• [Exercise brief]: Go through the data and copy every line exactly, but not the images.

• [Excerpted data]:
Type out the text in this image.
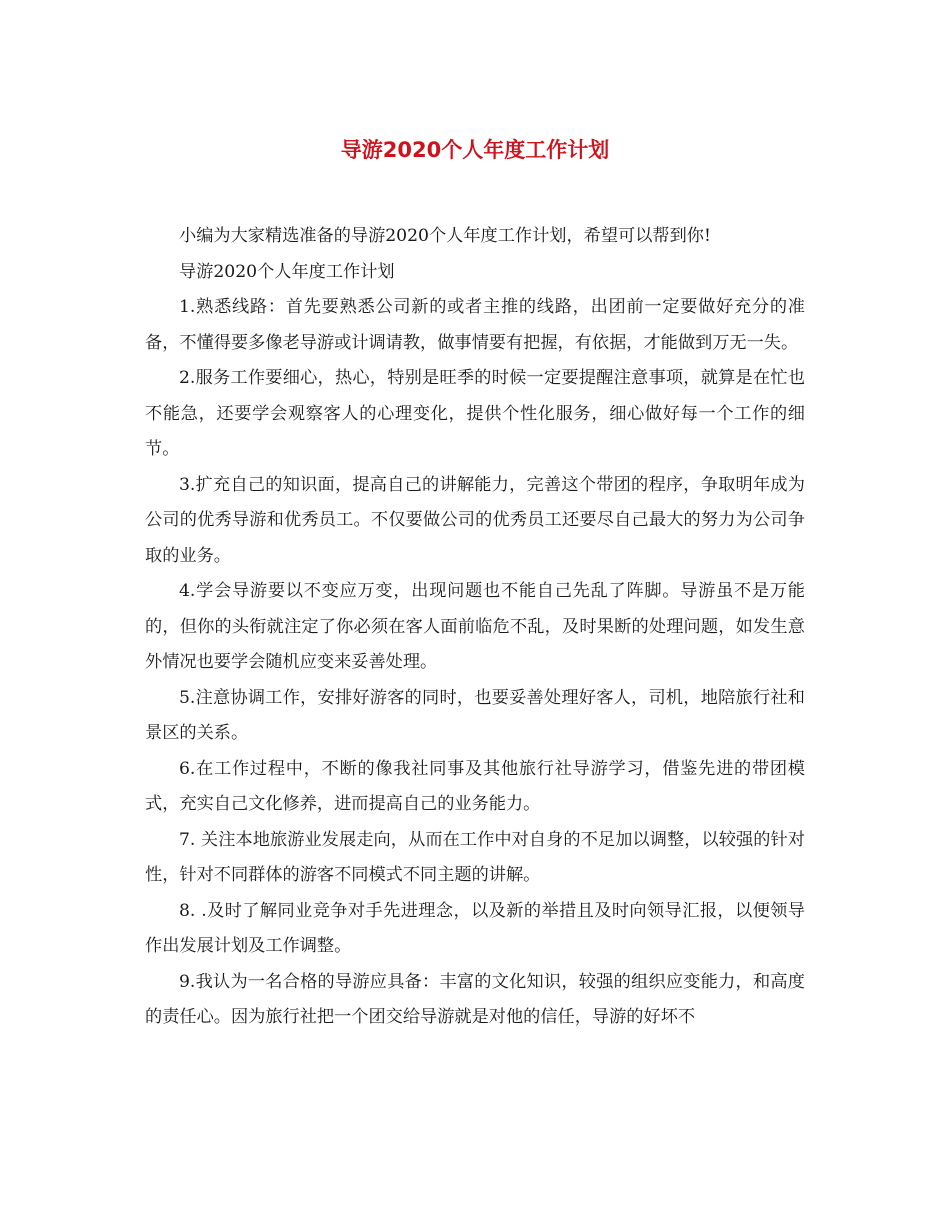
导游2020个人年度工作计划

小编为大家精选准备的导游2020个人年度工作计划，希望可以帮到你!

导游2020个人年度工作计划

1.熟悉线路：首先要熟悉公司新的或者主推的线路，出团前一定要做好充分的准备，不懂得要多像老导游或计调请教，做事情要有把握，有依据，才能做到万无一失。

2.服务工作要细心，热心，特别是旺季的时候一定要提醒注意事项，就算是在忙也不能急，还要学会观察客人的心理变化，提供个性化服务，细心做好每一个工作的细节。

3.扩充自己的知识面，提高自己的讲解能力，完善这个带团的程序，争取明年成为公司的优秀导游和优秀员工。不仅要做公司的优秀员工还要尽自己最大的努力为公司争取的业务。

4.学会导游要以不变应万变，出现问题也不能自己先乱了阵脚。导游虽不是万能的，但你的头衔就注定了你必须在客人面前临危不乱，及时果断的处理问题，如发生意外情况也要学会随机应变来妥善处理。

5.注意协调工作，安排好游客的同时，也要妥善处理好客人，司机，地陪旅行社和景区的关系。

6.在工作过程中，不断的像我社同事及其他旅行社导游学习，借鉴先进的带团模式，充实自己文化修养，进而提高自己的业务能力。

7. 关注本地旅游业发展走向，从而在工作中对自身的不足加以调整，以较强的针对性，针对不同群体的游客不同模式不同主题的讲解。

8. .及时了解同业竞争对手先进理念，以及新的举措且及时向领导汇报，以便领导作出发展计划及工作调整。

9.我认为一名合格的导游应具备：丰富的文化知识，较强的组织应变能力，和高度的责任心。因为旅行社把一个团交给导游就是对他的信任，导游的好坏不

• [Solution to the problem]:
Type out the text in this image.
导游2020个人年度工作计划

小编为大家精选准备的导游2020个人年度工作计划，希望可以帮到你!

导游2020个人年度工作计划

1.熟悉线路：首先要熟悉公司新的或者主推的线路，出团前一定要做好充分的准备，不懂得要多像老导游或计调请教，做事情要有把握，有依据，才能做到万无一失。

2.服务工作要细心，热心，特别是旺季的时候一定要提醒注意事项，就算是在忙也不能急，还要学会观察客人的心理变化，提供个性化服务，细心做好每一个工作的细节。

3.扩充自己的知识面，提高自己的讲解能力，完善这个带团的程序，争取明年成为公司的优秀导游和优秀员工。不仅要做公司的优秀员工还要尽自己最大的努力为公司争取的业务。

4.学会导游要以不变应万变，出现问题也不能自己先乱了阵脚。导游虽不是万能的，但你的头衔就注定了你必须在客人面前临危不乱，及时果断的处理问题，如发生意外情况也要学会随机应变来妥善处理。

5.注意协调工作，安排好游客的同时，也要妥善处理好客人，司机，地陪旅行社和景区的关系。

6.在工作过程中，不断的像我社同事及其他旅行社导游学习，借鉴先进的带团模式，充实自己文化修养，进而提高自己的业务能力。

7. 关注本地旅游业发展走向，从而在工作中对自身的不足加以调整，以较强的针对性，针对不同群体的游客不同模式不同主题的讲解。

8. .及时了解同业竞争对手先进理念，以及新的举措且及时向领导汇报，以便领导作出发展计划及工作调整。

9.我认为一名合格的导游应具备：丰富的文化知识，较强的组织应变能力，和高度的责任心。因为旅行社把一个团交给导游就是对他的信任，导游的好坏不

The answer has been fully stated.